PROBLEM STATEMENT:
Locate the word "madre" in the material, then show every line that holds it.

-- BEGIN EXERCISE MATERIALS --

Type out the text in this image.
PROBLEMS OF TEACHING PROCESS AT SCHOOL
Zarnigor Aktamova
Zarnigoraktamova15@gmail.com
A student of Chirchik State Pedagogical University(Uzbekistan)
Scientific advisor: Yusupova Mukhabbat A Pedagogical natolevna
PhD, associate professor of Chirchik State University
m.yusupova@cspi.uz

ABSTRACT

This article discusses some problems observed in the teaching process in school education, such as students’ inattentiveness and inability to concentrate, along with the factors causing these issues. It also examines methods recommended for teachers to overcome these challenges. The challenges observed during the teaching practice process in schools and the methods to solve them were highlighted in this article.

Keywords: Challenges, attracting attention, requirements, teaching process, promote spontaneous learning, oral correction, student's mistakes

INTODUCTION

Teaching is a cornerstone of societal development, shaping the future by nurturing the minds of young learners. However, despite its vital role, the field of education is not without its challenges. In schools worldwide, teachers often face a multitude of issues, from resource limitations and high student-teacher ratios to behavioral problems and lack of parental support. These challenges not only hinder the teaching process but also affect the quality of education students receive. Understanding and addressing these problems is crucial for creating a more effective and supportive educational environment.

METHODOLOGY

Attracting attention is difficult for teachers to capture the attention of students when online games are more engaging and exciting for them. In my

-- END EXERCISE MATERIALS --
-- BEGIN EXERCISE MATERIALS --

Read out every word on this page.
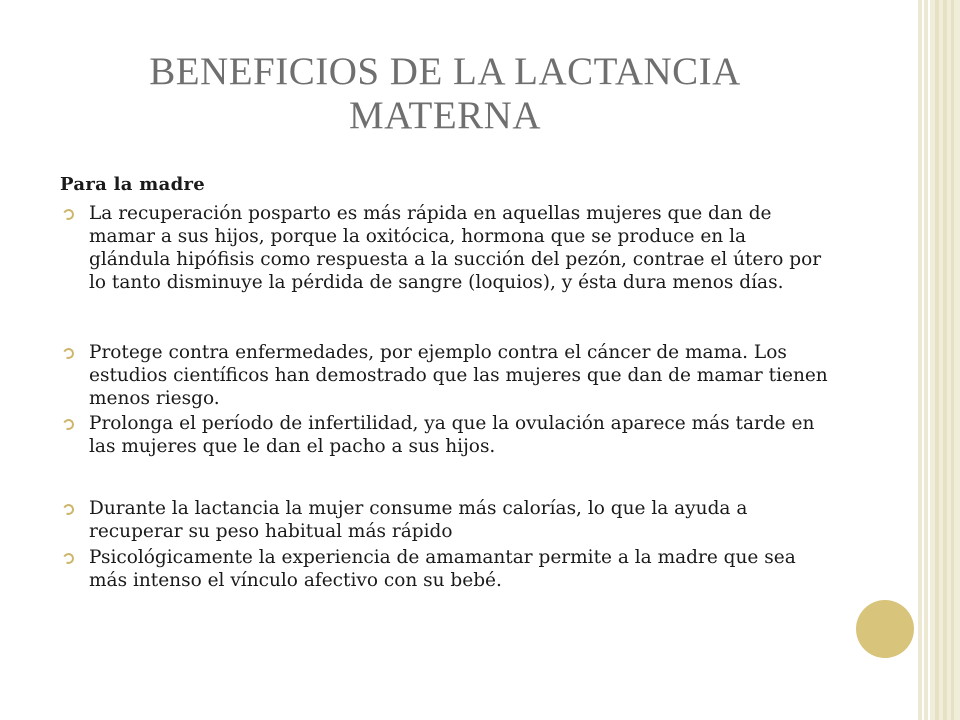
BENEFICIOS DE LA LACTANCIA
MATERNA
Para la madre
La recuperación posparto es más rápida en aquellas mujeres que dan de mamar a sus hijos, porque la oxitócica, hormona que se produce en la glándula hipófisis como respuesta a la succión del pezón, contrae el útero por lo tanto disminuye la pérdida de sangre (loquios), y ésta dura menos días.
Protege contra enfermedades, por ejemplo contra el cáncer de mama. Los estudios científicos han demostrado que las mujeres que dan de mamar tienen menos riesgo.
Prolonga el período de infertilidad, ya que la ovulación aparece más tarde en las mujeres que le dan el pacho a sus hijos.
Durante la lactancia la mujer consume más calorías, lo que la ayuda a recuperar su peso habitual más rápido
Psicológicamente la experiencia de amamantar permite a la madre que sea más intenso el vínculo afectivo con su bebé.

-- END EXERCISE MATERIALS --
-- BEGIN EXERCISE MATERIALS --

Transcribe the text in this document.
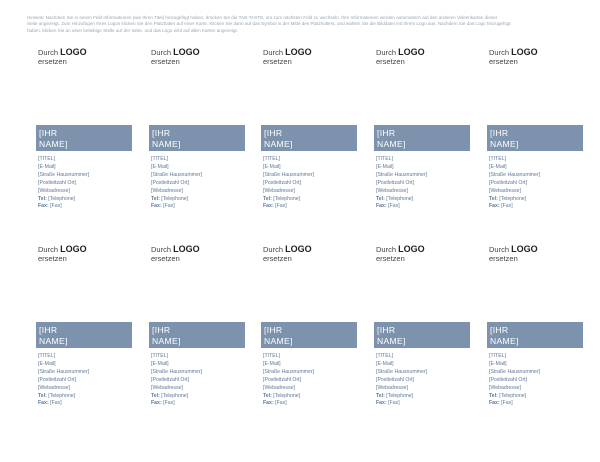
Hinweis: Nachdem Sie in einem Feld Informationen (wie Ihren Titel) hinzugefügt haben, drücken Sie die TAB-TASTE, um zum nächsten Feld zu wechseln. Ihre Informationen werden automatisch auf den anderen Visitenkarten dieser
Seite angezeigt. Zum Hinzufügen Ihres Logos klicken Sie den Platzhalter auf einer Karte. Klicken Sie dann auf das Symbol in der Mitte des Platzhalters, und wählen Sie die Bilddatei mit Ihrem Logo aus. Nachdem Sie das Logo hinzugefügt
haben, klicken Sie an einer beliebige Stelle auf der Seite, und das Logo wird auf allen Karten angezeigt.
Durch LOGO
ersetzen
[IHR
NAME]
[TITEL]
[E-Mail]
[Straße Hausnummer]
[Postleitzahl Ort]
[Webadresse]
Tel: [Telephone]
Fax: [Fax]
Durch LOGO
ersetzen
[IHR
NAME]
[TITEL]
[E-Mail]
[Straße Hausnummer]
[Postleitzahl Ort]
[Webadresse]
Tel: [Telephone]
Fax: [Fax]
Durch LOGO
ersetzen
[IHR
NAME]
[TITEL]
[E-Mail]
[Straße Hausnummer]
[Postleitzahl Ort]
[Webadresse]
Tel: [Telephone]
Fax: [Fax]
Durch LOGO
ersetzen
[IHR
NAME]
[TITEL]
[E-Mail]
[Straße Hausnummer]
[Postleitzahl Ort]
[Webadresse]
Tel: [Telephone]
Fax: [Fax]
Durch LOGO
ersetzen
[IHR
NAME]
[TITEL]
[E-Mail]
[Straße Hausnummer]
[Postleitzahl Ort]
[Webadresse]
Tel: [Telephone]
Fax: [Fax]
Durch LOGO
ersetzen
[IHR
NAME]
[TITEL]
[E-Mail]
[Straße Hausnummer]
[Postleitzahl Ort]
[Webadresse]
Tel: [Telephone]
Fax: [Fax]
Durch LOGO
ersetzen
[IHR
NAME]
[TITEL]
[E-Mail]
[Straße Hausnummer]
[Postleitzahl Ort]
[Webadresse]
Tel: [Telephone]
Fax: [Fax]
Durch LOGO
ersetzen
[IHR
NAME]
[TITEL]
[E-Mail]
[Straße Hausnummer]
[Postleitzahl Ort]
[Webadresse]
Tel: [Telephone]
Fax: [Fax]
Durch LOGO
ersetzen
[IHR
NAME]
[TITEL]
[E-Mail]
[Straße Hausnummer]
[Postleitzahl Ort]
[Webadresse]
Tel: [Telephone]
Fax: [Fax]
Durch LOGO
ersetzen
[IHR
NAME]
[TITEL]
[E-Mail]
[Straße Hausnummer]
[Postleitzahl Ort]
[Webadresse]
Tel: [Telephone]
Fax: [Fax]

-- END EXERCISE MATERIALS --

OUTPUT:
Para la madre
Psicológicamente la experiencia de amamantar permite a la madre que sea más intenso el vínculo afectivo con su bebé.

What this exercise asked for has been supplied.